* **TASK REQUIREMENTS**
Output the entries below exactly as written, omitting pictures.

(Dataset entries)
==========
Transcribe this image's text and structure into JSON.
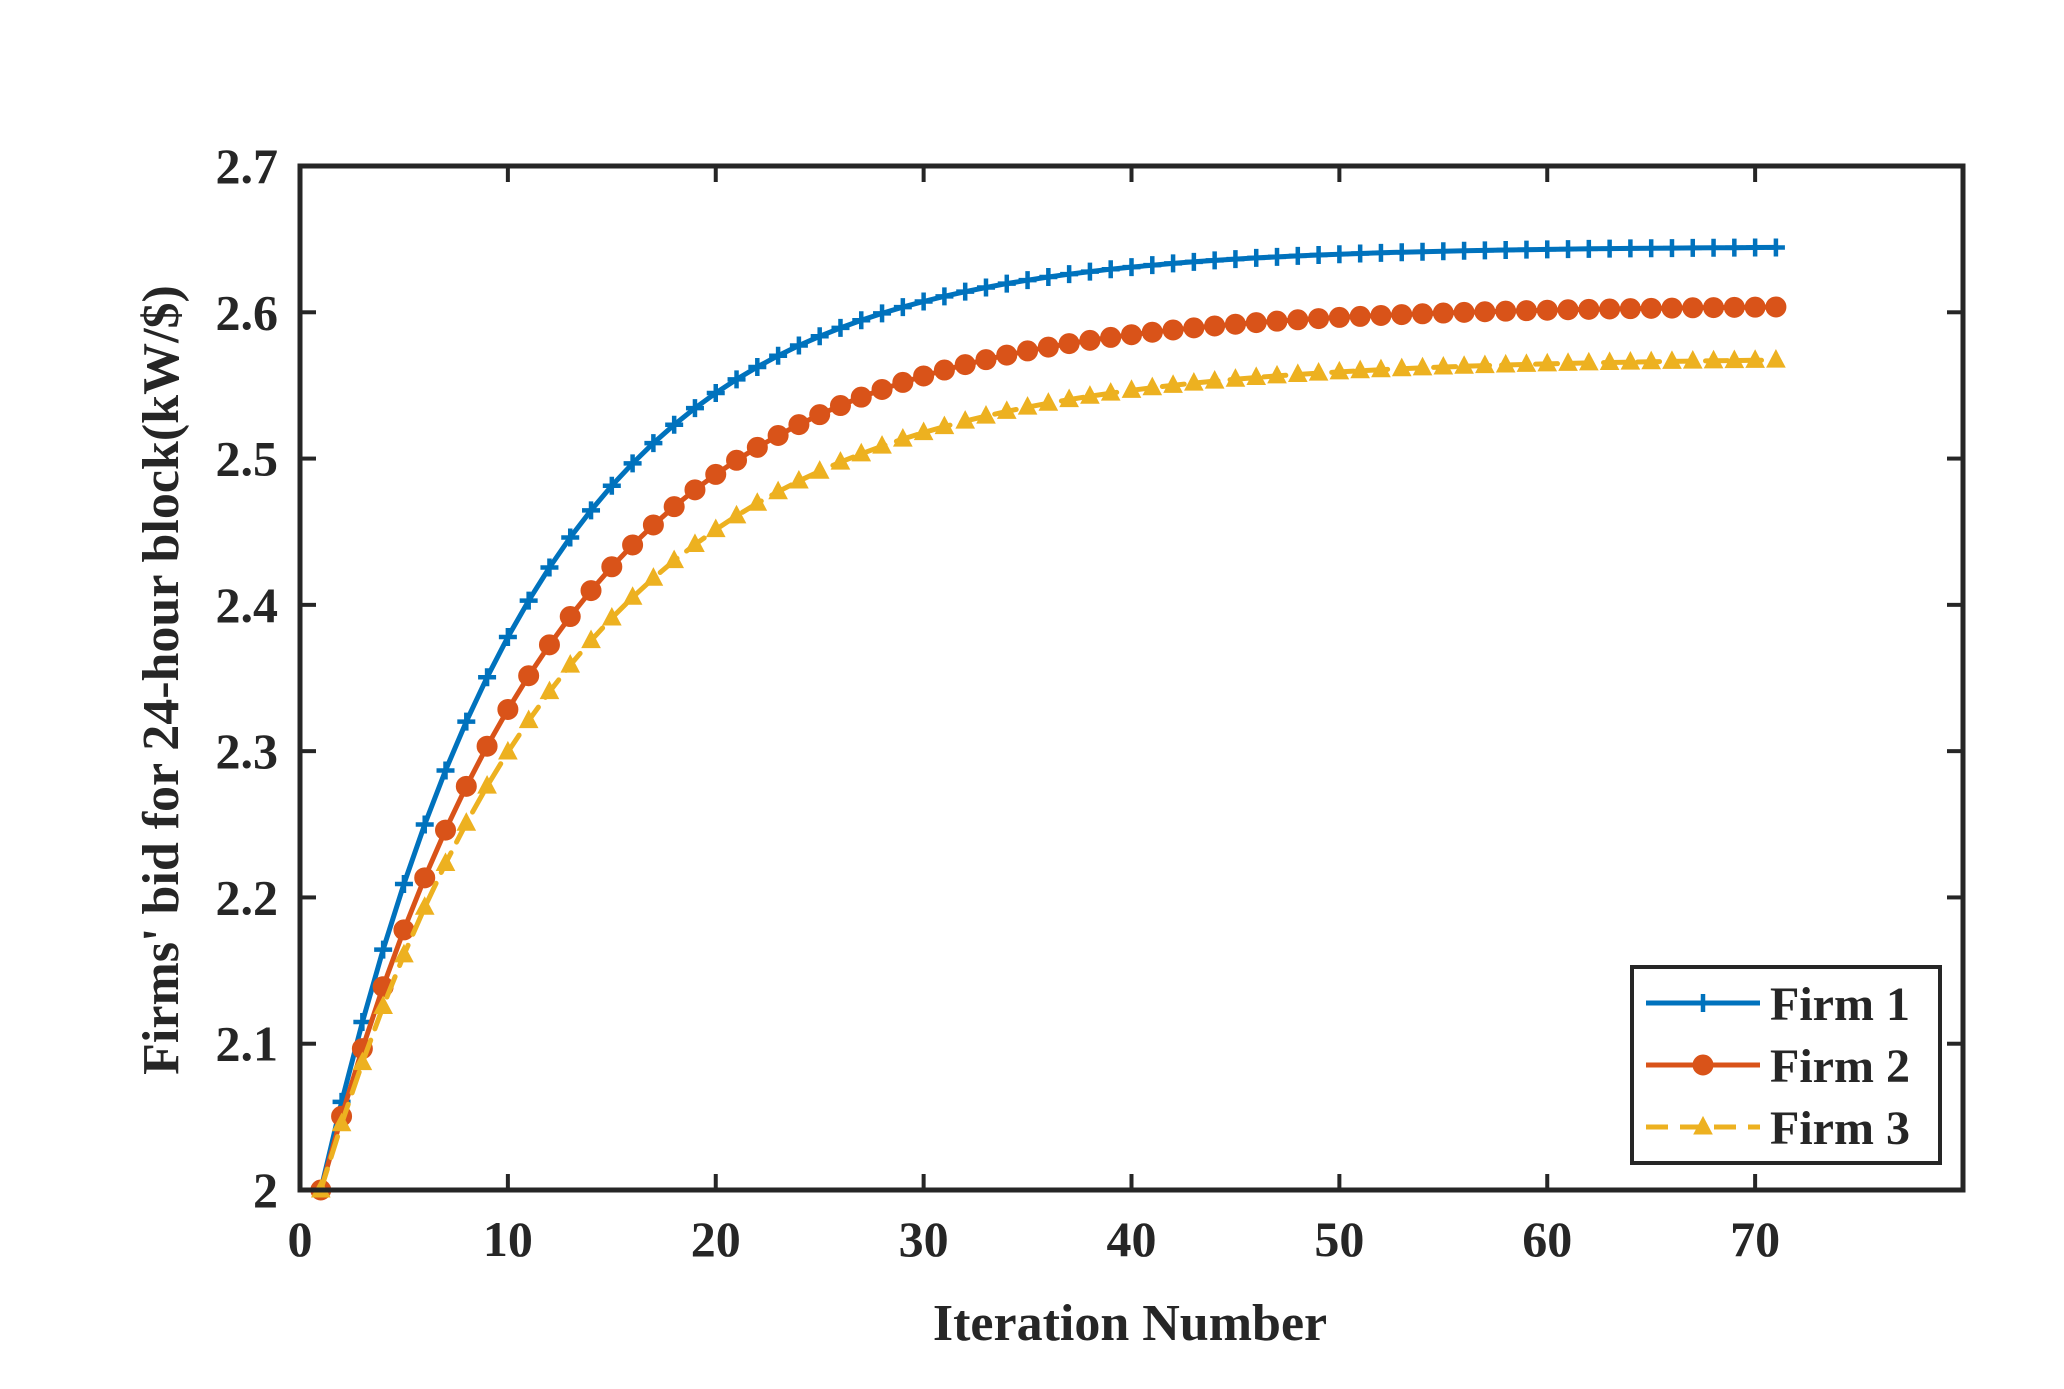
{
  "chart_data": {
    "type": "line",
    "title": "",
    "xlabel": "Iteration Number",
    "ylabel": "Firms' bid for 24-hour block(kW/$)",
    "xlim": [
      0,
      80
    ],
    "ylim": [
      2.0,
      2.7
    ],
    "xticks": [
      0,
      10,
      20,
      30,
      40,
      50,
      60,
      70
    ],
    "xtick_labels": [
      "0",
      "10",
      "20",
      "30",
      "40",
      "50",
      "60",
      "70"
    ],
    "yticks": [
      2.0,
      2.1,
      2.2,
      2.3,
      2.4,
      2.5,
      2.6,
      2.7
    ],
    "ytick_labels": [
      "2",
      "2.1",
      "2.2",
      "2.3",
      "2.4",
      "2.5",
      "2.6",
      "2.7"
    ],
    "grid": false,
    "legend_position": "bottom-right",
    "x": {
      "start": 1,
      "end": 71,
      "step": 1
    },
    "series": [
      {
        "name": "Firm 1",
        "color": "#0072BD",
        "marker": "plus",
        "line_style": "solid",
        "start": 2.0,
        "final": 2.645,
        "rate": 0.098
      },
      {
        "name": "Firm 2",
        "color": "#D95319",
        "marker": "circle",
        "line_style": "solid",
        "start": 2.0,
        "final": 2.605,
        "rate": 0.087
      },
      {
        "name": "Firm 3",
        "color": "#EDB120",
        "marker": "triangle",
        "line_style": "dashed",
        "start": 2.0,
        "final": 2.569,
        "rate": 0.083
      }
    ]
  }
}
==========
* **EXERCISE SOLUTION**
Transcribe this image's text and structure into JSON.
{
  "chart_data": {
    "type": "line",
    "title": "",
    "xlabel": "Iteration Number",
    "ylabel": "Firms' bid for 24-hour block(kW/$)",
    "xlim": [
      0,
      80
    ],
    "ylim": [
      2.0,
      2.7
    ],
    "xticks": [
      0,
      10,
      20,
      30,
      40,
      50,
      60,
      70
    ],
    "xtick_labels": [
      "0",
      "10",
      "20",
      "30",
      "40",
      "50",
      "60",
      "70"
    ],
    "yticks": [
      2.0,
      2.1,
      2.2,
      2.3,
      2.4,
      2.5,
      2.6,
      2.7
    ],
    "ytick_labels": [
      "2",
      "2.1",
      "2.2",
      "2.3",
      "2.4",
      "2.5",
      "2.6",
      "2.7"
    ],
    "grid": false,
    "legend_position": "bottom-right",
    "x": {
      "start": 1,
      "end": 71,
      "step": 1
    },
    "series": [
      {
        "name": "Firm 1",
        "color": "#0072BD",
        "marker": "plus",
        "line_style": "solid",
        "start": 2.0,
        "final": 2.645,
        "rate": 0.098
      },
      {
        "name": "Firm 2",
        "color": "#D95319",
        "marker": "circle",
        "line_style": "solid",
        "start": 2.0,
        "final": 2.605,
        "rate": 0.087
      },
      {
        "name": "Firm 3",
        "color": "#EDB120",
        "marker": "triangle",
        "line_style": "dashed",
        "start": 2.0,
        "final": 2.569,
        "rate": 0.083
      }
    ]
  }
}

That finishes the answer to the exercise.